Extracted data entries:
^^^^
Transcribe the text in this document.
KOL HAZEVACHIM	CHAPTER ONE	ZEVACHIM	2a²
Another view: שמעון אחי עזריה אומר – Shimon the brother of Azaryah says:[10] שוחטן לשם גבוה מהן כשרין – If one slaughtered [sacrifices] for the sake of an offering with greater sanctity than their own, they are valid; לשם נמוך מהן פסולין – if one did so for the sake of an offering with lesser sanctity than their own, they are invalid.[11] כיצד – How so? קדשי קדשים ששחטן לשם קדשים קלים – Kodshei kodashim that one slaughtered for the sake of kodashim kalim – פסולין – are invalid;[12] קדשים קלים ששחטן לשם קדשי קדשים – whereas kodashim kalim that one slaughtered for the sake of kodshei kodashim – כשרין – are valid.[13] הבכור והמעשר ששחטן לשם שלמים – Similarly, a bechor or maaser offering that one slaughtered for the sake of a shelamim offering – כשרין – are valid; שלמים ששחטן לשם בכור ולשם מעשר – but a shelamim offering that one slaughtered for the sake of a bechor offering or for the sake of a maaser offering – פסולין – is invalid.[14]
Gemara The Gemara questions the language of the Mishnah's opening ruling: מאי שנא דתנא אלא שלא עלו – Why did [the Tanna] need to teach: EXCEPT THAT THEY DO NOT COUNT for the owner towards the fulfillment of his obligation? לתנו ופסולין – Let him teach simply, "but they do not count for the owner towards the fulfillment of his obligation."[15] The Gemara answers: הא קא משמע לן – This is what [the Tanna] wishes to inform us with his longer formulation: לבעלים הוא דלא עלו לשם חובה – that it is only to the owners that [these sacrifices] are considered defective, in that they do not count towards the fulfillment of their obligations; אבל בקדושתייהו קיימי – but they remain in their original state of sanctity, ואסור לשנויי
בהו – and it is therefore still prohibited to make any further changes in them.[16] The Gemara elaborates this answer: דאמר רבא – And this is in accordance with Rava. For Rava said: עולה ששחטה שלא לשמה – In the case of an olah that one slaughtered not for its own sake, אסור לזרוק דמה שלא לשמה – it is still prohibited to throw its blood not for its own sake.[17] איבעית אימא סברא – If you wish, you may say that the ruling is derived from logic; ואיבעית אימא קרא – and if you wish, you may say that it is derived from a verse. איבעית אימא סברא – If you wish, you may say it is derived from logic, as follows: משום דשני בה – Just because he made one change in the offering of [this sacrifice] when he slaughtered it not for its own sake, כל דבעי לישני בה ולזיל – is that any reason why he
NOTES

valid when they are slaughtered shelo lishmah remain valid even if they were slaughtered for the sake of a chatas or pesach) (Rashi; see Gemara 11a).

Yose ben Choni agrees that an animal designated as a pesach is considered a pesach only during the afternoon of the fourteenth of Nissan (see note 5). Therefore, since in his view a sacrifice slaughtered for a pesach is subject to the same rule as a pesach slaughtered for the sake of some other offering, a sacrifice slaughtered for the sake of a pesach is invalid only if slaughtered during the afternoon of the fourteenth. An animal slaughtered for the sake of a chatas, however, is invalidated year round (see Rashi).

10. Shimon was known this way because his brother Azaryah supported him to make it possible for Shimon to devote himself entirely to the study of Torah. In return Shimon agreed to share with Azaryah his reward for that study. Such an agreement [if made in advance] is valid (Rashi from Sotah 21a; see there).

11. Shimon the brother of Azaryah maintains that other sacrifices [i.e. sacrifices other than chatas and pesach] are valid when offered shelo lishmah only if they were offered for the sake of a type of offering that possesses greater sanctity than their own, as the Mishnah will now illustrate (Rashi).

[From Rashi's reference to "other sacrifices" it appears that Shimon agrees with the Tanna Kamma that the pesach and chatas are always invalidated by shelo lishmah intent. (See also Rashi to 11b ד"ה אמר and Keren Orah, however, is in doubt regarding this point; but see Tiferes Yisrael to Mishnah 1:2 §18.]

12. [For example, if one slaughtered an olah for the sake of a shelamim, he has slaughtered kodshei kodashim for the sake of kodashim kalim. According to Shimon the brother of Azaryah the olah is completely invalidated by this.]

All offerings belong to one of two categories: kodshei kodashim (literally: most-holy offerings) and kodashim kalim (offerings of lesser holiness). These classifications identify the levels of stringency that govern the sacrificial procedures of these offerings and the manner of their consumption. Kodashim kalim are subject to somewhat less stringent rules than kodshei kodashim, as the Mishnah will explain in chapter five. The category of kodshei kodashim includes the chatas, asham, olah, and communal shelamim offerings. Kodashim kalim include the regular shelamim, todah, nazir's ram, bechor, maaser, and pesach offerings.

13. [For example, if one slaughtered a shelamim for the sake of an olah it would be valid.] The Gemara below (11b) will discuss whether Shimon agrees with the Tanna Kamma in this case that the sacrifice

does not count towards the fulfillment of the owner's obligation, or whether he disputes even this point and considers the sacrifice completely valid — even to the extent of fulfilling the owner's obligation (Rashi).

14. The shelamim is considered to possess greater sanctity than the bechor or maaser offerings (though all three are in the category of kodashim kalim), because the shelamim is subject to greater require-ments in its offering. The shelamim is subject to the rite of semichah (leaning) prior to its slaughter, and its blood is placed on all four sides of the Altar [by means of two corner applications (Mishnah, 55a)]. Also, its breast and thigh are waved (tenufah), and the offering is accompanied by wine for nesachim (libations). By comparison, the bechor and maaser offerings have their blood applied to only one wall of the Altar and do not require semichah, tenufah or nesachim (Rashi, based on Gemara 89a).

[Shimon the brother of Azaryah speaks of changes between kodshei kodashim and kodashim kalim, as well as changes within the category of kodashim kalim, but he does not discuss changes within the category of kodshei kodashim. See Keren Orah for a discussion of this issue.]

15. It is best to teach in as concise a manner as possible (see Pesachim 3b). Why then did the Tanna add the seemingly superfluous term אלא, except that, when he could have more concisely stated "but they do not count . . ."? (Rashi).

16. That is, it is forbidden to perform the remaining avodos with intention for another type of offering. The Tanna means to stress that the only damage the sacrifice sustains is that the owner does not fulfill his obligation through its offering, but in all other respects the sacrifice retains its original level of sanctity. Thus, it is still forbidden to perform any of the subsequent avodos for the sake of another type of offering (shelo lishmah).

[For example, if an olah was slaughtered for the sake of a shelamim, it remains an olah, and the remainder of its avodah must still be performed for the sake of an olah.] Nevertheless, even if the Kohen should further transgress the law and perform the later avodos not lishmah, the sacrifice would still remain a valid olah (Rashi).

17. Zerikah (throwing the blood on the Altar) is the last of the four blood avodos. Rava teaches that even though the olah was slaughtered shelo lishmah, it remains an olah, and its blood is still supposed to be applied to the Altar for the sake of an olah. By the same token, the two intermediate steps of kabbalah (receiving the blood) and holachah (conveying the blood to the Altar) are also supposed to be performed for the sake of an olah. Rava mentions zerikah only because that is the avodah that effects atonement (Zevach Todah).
^^^^
* _Aim_: Take every line from the records above that has the word "whether" and copy it.

* _Answer to this task_:
13. [For example, if one slaughtered a shelamim for the sake of an olah it would be valid.] The Gemara below (11b) will discuss whether Shimon agrees with the Tanna Kamma in this case that the sacrifice
does not count towards the fulfillment of the owner's obligation, or whether he disputes even this point and considers the sacrifice completely valid — even to the extent of fulfilling the owner's obligation (Rashi).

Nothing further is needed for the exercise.